- Directive: Of the lines in the data below, count the ones holding the string "which", and answer with that number only.

== Dataset records ==

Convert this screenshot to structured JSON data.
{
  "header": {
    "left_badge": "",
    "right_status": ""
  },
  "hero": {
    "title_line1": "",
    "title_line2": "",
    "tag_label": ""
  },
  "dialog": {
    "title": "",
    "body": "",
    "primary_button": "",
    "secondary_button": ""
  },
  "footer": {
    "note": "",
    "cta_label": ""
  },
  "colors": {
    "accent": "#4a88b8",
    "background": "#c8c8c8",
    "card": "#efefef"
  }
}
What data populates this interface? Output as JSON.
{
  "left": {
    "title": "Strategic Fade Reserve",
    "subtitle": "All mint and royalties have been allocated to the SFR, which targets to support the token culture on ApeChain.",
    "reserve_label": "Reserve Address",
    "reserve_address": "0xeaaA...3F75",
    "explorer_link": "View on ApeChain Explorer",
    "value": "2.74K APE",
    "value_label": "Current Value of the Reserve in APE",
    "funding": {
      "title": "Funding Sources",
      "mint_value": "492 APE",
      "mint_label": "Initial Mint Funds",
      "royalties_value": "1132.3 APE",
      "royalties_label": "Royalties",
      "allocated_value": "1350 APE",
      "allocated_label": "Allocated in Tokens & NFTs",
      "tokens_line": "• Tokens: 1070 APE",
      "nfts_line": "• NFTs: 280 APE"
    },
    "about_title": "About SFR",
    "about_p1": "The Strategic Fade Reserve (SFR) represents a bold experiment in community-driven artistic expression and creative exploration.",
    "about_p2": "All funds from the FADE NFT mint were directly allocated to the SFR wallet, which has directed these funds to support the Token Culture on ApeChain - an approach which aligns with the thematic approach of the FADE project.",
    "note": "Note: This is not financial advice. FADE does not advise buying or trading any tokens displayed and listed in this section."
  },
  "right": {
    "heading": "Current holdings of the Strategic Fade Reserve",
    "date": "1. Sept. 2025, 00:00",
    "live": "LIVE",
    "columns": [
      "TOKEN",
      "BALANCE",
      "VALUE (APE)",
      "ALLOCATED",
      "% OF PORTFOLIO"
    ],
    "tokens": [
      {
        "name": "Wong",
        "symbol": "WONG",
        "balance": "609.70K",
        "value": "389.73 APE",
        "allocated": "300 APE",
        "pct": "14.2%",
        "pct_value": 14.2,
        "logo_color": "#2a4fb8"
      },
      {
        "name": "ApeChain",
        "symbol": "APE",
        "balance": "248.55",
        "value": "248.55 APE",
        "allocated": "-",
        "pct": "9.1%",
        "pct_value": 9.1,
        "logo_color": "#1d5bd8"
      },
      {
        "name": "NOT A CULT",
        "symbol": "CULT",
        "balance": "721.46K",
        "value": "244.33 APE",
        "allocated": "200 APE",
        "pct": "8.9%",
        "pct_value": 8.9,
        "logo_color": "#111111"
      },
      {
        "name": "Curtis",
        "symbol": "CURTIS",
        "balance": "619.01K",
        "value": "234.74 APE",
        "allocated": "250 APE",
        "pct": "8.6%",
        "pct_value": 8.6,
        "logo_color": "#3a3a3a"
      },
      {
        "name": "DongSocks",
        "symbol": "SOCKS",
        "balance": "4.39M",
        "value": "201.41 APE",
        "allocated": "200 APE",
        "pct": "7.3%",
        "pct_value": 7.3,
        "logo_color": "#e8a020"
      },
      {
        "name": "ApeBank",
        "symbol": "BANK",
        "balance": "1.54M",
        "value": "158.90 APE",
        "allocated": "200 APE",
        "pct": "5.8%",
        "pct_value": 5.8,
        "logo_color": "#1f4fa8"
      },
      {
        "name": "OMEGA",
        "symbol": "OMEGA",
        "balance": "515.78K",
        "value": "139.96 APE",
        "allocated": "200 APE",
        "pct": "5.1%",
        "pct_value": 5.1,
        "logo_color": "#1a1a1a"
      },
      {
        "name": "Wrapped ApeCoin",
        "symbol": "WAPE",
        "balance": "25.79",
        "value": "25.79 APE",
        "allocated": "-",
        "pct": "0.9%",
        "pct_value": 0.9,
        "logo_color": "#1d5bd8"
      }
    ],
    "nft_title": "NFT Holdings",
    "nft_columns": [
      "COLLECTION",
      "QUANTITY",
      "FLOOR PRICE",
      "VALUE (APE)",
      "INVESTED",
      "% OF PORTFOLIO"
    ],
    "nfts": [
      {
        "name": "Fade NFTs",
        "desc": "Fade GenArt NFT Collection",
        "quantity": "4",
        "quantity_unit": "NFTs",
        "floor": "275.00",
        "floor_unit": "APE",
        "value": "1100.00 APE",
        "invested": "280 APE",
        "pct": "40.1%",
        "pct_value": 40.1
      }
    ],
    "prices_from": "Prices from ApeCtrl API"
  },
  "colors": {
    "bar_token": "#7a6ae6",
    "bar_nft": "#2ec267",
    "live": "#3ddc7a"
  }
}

===

- Solution to the exercise: 2